FIG. 8 is a block schematic diagram of an alternate preferred embodiment of the present invention for a security system 800. System 800 includes a first type of monitored area 805 (e.g., a warehouse or other storage facility where forklift trucks operate) and a plurality of second type of monitored areas 810 (e.g., the cargo areas of transportation systems like trucks, railcars, and shipping containers as well as other auxiliary storage rooms). System 800 includes an RFID subsystem 815 for monitoring monitored areas 805 and 810. One or more RFID transceiver/detector systems are used sufficient to monitor all the areas. Additionally in the preferred embodiment, RFID subsystem includes a query system for locating specific RFID tokens within the monitored areas as well as a recording system for creating a history of time-stamped RFID token entries and RFID token exits and other transactions within the monitored areas.

Distributed throughout the preferred embodiment of system 800 are indicators 820. For ease of understanding, these are shown associated with each of a plurality of passageways from first monitored area 805 to each of second monitored areas 810. These indicators 820 may be visual signals (e.g., a type of traffic light having green (safe), yellow (caution), and red (stop) lights), audible (e.g., horns/sirens/whistles), combinations, or other indication. Indicators 820 may also be distributed within first monitored area 805 for providing an indication within monitored subzones of first area 805.

One or more forklift trucks 825 or other vehicle operate with the monitored areas. Other vehicles that could pose a security/safety risk may also operate within the monitored areas and would all be included within the class of vehicles identified by truck 825. In some implementations, each truck 825 is provided with a safety system 830. In some instances, safety system 830 is an indicator similar to indicator 820 to provide the operator with an indication of the status of the various areas/sub-zones they approach or are currently in. In other instances, in addition to or in lieu of, safety system 830 includes an interlock system for disabling/preventing truck 825 from entering within certain monitored areas/subzones under various conditions.

One or more people 835 may enter into the various areas. To reduce a risk of injury to these people 835, an operator of system 800 provides each person 835 with an RFID token. In the preferred embodiment, RFID token includes a hardhat with a first unique RFID tag 840 and a safety vest with a second unique RFID tag 845. The operator of system 800 associates tag 840 and tag 845 with a specific person 835. RFID subsystem 815 detects the tags, ensures that they match and form a token, and determines which monitored area person 835 occupies at any given time. RFID subsystem activates one or more of indicators 820 and 830 as appropriate based upon the location of person 835.

▶ Direction
Determine whether each statement below agrees with the security system description above, answering yes or no and quoting the deciding words of the description. 1. The hardhat and the safety vest each carry a separate unique RFID tag. 2. Indicators 820 are limited to visual signals. 3. Safety system 830 may include a means of keeping truck 825 out of certain monitored areas.

▶ Supplied data

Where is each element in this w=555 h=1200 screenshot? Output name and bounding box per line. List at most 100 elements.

▶ Output below
1. Yes: "a hardhat with a first unique RFID tag 840 and a safety vest with a second unique RFID tag 845"
2. No: "These indicators 820 may be visual signals (e.g., a type of traffic light having green (safe), yellow (caution), and red (stop) lights), audible (e.g., horns/sirens/whistles), combinations, or other indication."
3. Yes: "safety system 830 includes an interlock system for disabling/preventing truck 825 from entering within certain monitored areas/subzones under various conditions"